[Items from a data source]
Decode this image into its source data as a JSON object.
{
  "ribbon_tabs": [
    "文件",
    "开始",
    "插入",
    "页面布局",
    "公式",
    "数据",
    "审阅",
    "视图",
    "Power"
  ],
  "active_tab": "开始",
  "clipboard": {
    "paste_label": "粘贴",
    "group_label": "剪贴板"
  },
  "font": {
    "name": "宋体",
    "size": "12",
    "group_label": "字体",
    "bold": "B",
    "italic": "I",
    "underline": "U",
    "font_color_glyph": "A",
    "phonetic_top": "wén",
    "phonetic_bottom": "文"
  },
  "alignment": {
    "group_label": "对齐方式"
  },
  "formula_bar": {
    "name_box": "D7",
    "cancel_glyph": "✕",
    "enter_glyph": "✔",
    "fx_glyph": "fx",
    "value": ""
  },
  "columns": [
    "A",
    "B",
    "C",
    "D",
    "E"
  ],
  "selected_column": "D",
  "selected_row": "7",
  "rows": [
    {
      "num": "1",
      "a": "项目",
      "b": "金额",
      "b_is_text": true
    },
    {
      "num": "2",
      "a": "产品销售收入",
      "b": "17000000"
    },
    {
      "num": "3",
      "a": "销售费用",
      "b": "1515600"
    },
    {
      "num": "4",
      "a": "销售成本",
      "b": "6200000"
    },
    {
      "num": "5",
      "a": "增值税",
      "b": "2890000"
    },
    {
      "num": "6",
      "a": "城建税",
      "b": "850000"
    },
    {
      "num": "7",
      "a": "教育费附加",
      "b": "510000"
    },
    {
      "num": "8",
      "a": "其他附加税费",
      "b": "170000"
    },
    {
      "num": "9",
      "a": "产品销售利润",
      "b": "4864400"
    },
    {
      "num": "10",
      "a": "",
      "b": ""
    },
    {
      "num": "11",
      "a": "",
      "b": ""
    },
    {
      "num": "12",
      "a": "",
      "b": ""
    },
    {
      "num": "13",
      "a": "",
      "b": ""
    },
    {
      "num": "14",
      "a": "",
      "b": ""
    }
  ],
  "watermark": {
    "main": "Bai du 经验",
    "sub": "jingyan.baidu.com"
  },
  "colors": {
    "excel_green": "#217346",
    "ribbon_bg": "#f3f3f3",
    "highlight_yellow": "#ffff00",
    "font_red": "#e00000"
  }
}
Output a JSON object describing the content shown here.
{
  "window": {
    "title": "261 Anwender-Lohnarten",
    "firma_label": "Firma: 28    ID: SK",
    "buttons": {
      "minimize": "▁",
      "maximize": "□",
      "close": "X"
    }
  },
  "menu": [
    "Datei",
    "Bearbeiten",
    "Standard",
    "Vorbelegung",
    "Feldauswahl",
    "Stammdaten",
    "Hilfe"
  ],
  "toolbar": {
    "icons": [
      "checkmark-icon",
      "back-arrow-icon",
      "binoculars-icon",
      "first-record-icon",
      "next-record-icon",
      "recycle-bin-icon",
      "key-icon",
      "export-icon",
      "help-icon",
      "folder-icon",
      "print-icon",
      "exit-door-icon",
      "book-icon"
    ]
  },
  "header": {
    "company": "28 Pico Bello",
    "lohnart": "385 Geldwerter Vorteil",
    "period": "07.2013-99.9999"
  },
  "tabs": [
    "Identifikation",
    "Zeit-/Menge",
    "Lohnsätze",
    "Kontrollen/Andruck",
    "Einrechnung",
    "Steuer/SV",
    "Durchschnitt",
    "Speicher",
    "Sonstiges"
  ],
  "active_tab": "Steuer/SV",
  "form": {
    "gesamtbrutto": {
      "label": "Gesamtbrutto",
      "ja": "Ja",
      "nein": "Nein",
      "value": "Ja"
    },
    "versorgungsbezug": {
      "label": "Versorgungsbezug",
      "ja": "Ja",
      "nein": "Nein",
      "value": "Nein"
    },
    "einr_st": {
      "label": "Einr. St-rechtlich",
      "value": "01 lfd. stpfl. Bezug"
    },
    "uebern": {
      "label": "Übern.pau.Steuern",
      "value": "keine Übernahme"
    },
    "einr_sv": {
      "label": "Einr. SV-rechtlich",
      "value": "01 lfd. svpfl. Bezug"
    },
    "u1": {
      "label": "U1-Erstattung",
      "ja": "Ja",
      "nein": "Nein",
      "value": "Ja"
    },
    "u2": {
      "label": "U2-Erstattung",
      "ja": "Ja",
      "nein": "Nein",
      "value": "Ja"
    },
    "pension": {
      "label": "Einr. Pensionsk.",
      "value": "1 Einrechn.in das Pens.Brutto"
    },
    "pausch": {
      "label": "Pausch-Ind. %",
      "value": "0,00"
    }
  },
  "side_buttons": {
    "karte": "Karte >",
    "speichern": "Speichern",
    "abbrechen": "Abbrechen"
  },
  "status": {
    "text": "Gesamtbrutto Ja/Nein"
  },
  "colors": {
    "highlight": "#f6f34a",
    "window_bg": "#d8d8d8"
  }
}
---
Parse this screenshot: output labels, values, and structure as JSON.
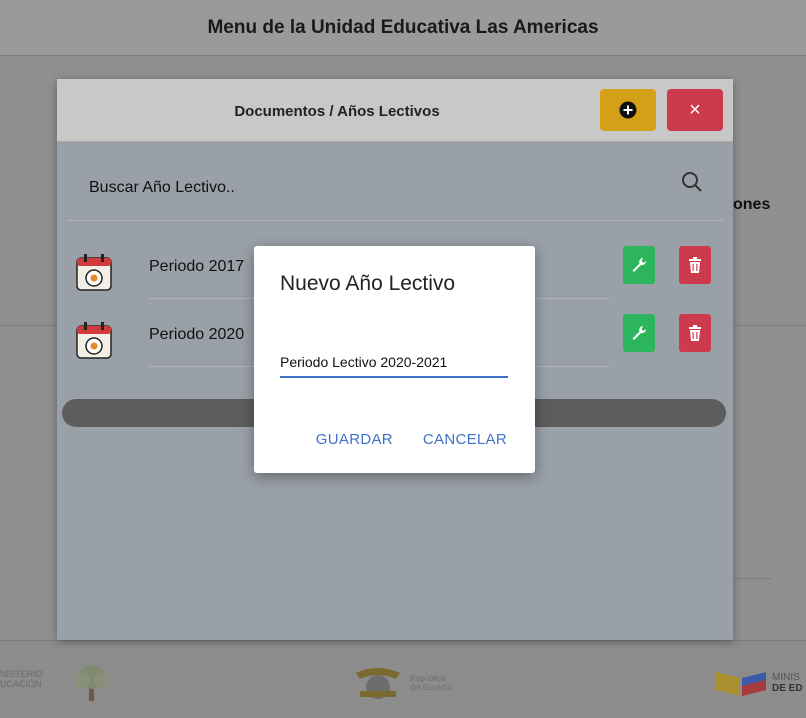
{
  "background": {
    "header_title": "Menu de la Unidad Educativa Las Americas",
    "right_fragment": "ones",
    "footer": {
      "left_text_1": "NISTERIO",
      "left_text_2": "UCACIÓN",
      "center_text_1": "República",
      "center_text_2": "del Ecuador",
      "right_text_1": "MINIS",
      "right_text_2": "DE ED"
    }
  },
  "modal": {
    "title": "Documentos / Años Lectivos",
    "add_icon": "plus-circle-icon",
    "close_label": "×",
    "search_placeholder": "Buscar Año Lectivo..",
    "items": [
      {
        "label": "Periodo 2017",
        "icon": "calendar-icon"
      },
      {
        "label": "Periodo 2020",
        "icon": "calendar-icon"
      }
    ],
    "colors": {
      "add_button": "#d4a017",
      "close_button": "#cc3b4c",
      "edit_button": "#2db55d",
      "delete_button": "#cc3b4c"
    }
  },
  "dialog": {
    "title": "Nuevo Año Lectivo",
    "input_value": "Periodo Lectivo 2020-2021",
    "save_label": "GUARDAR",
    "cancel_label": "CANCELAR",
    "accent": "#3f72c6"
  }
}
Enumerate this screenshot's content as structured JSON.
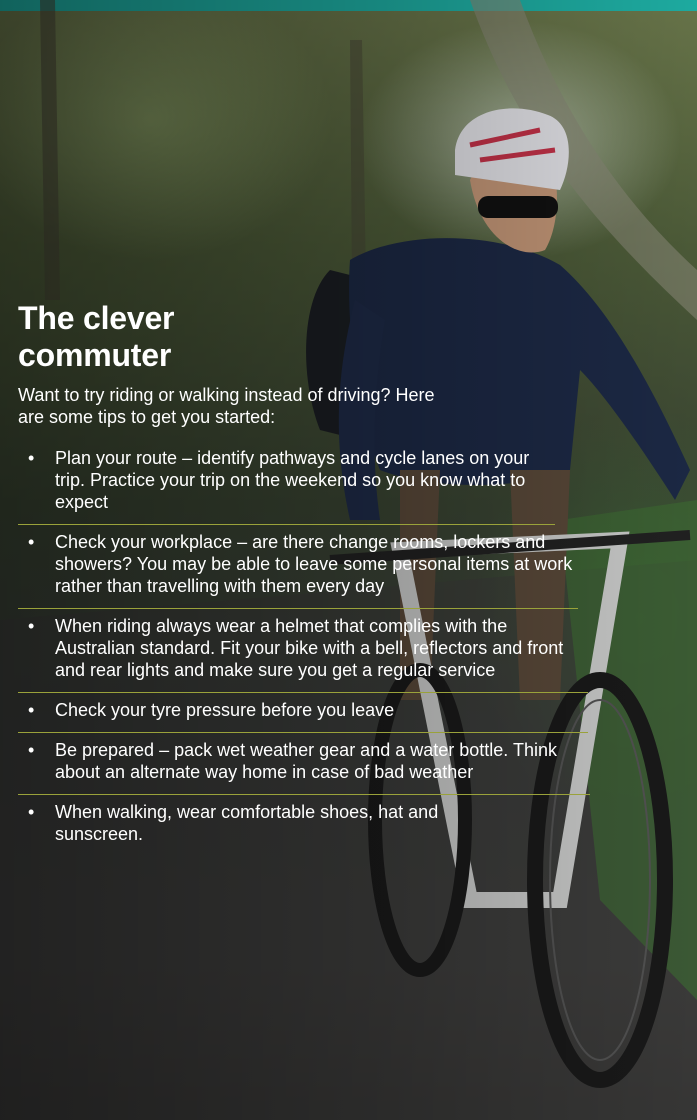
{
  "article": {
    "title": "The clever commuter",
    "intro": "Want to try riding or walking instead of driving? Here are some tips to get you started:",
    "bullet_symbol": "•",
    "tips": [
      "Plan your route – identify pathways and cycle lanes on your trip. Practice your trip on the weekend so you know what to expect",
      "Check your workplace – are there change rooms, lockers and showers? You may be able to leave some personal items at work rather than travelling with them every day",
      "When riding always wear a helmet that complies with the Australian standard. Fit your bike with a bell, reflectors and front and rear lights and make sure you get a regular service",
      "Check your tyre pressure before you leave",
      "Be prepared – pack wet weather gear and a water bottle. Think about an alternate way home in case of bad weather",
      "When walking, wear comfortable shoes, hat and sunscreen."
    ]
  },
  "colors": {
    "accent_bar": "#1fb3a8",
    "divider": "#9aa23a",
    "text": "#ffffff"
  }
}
==
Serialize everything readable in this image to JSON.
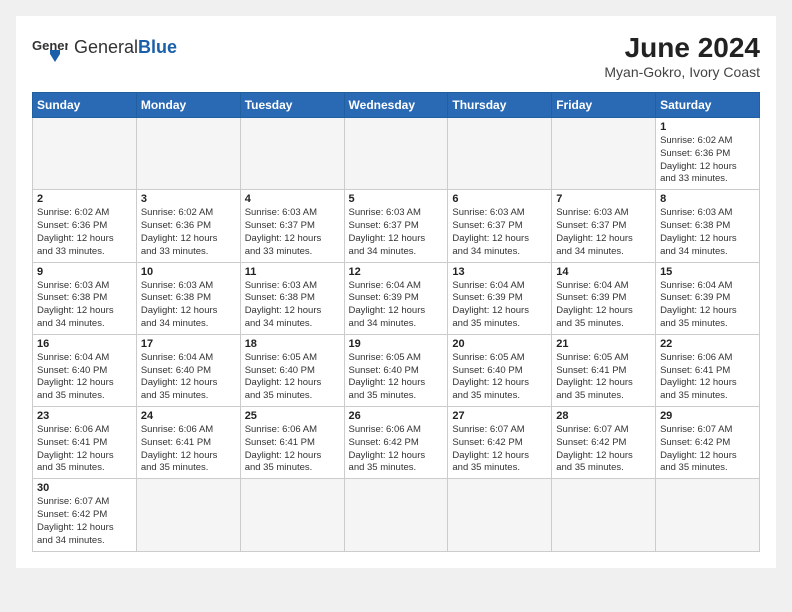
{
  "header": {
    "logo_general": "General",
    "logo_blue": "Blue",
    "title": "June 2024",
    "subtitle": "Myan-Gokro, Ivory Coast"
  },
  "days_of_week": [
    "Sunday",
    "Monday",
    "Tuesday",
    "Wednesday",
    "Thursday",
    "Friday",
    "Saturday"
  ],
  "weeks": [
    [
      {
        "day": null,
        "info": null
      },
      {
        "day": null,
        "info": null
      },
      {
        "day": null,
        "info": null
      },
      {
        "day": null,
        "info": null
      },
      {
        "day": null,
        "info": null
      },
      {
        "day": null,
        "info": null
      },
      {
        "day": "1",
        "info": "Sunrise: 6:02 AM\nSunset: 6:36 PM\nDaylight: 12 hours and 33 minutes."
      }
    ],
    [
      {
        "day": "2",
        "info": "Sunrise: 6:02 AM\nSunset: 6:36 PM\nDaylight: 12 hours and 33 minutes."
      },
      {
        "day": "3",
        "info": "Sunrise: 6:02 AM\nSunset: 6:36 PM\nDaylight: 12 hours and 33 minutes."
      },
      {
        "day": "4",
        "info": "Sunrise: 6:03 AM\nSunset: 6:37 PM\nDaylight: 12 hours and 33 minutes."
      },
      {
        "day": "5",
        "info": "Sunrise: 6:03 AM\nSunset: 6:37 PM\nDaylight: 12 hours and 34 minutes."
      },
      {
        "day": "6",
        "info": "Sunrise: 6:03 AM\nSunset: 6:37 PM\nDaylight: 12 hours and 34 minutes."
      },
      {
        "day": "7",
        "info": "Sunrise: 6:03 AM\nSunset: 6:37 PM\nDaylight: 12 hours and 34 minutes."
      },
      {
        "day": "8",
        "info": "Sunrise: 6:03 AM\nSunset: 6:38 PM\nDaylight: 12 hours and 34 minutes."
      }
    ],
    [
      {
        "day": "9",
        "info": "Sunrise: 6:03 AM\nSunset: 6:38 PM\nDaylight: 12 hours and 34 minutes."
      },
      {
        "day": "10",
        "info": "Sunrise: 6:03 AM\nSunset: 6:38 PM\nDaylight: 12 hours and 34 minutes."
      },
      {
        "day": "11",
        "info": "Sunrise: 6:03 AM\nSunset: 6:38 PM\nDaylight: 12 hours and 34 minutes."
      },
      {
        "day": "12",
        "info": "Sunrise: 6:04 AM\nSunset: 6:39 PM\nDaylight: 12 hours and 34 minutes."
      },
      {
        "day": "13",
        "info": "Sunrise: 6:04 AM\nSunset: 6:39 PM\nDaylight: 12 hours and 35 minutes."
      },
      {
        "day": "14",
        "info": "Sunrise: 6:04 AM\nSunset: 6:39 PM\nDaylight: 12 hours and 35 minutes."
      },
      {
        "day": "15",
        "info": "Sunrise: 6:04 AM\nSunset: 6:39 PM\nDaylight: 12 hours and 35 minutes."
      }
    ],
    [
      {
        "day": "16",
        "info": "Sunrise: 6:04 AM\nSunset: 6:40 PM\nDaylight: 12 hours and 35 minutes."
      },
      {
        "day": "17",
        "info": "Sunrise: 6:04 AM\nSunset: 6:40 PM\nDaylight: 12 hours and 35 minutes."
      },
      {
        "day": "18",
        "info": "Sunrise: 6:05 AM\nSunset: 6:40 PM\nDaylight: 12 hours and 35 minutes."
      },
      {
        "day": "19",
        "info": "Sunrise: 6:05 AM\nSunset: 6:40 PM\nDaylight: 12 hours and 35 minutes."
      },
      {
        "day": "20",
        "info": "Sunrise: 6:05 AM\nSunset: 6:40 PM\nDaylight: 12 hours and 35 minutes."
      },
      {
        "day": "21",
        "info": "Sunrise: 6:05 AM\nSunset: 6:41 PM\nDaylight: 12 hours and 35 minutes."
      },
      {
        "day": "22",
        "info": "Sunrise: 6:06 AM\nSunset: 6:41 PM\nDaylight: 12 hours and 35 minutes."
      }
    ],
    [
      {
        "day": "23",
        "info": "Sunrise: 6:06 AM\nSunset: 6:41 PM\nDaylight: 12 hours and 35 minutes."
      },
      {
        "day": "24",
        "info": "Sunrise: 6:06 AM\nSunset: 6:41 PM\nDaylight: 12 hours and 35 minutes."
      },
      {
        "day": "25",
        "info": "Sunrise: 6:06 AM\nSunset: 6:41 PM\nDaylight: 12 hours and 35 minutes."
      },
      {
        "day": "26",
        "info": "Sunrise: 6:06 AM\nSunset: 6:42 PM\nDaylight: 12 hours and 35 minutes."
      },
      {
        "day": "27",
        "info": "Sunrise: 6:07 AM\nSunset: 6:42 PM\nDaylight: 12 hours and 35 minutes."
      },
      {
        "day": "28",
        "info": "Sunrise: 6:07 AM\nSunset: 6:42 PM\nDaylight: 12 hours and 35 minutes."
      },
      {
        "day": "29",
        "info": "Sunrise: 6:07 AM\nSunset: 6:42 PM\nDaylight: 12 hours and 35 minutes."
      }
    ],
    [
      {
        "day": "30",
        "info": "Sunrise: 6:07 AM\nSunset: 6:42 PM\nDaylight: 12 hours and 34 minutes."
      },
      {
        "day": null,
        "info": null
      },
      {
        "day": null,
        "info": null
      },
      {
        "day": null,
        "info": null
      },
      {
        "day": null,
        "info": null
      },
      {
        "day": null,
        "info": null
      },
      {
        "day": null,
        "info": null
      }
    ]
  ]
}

■ **STATED GOAL**: Search the records above for the string "When". Copy every line that contains it.

■ **RESPONSE TO THE EXERCISE**:
      "When riding always wear a helmet that complies with the Australian standard. Fit your bike with a bell, reflectors and front and rear lights and make sure you get a regular service",
      "When walking, wear comfortable shoes, hat and sunscreen."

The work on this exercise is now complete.